- **What to produce**:
Output only the span of lines that begins at the line containing "Give me a plain-text" and ends at the last line of the data, both included, exactly as they appear.

################

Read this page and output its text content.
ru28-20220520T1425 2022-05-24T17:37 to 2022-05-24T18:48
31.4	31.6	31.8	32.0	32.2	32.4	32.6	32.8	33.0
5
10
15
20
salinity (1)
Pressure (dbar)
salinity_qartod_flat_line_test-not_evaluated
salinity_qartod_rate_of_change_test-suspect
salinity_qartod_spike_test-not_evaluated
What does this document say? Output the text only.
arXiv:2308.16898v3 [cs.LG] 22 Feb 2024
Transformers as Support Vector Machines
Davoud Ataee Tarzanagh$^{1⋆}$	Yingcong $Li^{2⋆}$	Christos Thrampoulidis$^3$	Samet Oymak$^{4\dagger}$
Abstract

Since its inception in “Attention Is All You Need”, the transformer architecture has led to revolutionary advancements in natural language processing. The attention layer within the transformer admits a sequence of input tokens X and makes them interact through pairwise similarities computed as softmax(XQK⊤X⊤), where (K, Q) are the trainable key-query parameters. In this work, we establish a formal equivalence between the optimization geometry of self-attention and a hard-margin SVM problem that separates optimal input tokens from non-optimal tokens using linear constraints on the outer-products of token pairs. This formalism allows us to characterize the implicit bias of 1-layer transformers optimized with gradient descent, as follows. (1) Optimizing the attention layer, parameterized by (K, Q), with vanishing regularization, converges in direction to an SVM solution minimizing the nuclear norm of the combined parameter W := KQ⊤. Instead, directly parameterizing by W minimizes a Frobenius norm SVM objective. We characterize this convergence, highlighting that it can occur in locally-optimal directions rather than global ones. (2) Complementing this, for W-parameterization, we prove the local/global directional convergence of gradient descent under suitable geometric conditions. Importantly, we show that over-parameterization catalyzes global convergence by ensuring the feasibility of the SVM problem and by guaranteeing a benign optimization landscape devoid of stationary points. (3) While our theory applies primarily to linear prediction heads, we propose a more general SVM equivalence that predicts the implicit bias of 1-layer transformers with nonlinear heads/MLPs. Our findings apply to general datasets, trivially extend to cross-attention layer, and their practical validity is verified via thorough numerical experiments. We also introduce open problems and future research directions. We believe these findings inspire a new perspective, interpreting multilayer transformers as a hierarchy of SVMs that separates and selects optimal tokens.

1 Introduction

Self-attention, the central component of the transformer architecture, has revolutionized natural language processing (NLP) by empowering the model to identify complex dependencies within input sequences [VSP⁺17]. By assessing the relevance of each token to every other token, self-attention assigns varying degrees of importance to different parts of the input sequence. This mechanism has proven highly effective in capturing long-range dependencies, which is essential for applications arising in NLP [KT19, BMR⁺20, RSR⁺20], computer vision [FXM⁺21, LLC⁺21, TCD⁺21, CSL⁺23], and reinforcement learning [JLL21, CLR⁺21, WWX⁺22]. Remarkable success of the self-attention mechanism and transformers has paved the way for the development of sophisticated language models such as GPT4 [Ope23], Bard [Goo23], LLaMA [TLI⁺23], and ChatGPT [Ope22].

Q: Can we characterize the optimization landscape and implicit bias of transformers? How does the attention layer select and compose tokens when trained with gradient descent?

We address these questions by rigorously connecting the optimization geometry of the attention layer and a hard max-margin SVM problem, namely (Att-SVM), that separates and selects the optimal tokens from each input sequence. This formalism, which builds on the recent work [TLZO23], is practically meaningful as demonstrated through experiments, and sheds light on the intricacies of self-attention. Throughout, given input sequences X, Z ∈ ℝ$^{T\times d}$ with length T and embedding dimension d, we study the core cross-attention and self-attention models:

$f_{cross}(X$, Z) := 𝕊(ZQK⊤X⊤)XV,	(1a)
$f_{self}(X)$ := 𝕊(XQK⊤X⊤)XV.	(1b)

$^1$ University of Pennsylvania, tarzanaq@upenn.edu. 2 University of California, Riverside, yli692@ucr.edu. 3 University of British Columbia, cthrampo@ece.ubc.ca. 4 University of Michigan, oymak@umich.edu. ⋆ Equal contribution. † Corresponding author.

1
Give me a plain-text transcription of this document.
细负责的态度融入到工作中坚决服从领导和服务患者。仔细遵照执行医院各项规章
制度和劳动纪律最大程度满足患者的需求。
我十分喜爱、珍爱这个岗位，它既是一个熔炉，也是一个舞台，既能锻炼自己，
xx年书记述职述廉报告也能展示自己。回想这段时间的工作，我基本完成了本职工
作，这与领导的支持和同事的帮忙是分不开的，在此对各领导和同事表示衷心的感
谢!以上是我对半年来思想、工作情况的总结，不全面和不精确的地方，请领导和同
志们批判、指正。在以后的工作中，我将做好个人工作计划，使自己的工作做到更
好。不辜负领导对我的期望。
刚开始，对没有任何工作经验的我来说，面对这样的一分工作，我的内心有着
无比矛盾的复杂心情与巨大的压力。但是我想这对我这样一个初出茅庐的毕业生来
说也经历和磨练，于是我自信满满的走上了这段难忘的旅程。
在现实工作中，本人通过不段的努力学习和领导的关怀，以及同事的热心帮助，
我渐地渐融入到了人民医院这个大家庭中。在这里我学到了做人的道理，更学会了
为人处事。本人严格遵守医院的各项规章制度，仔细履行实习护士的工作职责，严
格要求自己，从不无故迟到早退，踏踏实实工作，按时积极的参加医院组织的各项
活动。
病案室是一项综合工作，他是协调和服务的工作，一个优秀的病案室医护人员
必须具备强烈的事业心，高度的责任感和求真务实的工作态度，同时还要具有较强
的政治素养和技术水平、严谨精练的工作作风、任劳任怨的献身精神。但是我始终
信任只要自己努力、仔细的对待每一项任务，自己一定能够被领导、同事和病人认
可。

################

- **Task answer**:
Give me a plain-text transcription of this document.
细负责的态度融入到工作中坚决服从领导和服务患者。仔细遵照执行医院各项规章
制度和劳动纪律最大程度满足患者的需求。
我十分喜爱、珍爱这个岗位，它既是一个熔炉，也是一个舞台，既能锻炼自己，
xx年书记述职述廉报告也能展示自己。回想这段时间的工作，我基本完成了本职工
作，这与领导的支持和同事的帮忙是分不开的，在此对各领导和同事表示衷心的感
谢!以上是我对半年来思想、工作情况的总结，不全面和不精确的地方，请领导和同
志们批判、指正。在以后的工作中，我将做好个人工作计划，使自己的工作做到更
好。不辜负领导对我的期望。
刚开始，对没有任何工作经验的我来说，面对这样的一分工作，我的内心有着
无比矛盾的复杂心情与巨大的压力。但是我想这对我这样一个初出茅庐的毕业生来
说也经历和磨练，于是我自信满满的走上了这段难忘的旅程。
在现实工作中，本人通过不段的努力学习和领导的关怀，以及同事的热心帮助，
我渐地渐融入到了人民医院这个大家庭中。在这里我学到了做人的道理，更学会了
为人处事。本人严格遵守医院的各项规章制度，仔细履行实习护士的工作职责，严
格要求自己，从不无故迟到早退，踏踏实实工作，按时积极的参加医院组织的各项
活动。
病案室是一项综合工作，他是协调和服务的工作，一个优秀的病案室医护人员
必须具备强烈的事业心，高度的责任感和求真务实的工作态度，同时还要具有较强
的政治素养和技术水平、严谨精练的工作作风、任劳任怨的献身精神。但是我始终
信任只要自己努力、仔细的对待每一项任务，自己一定能够被领导、同事和病人认
可。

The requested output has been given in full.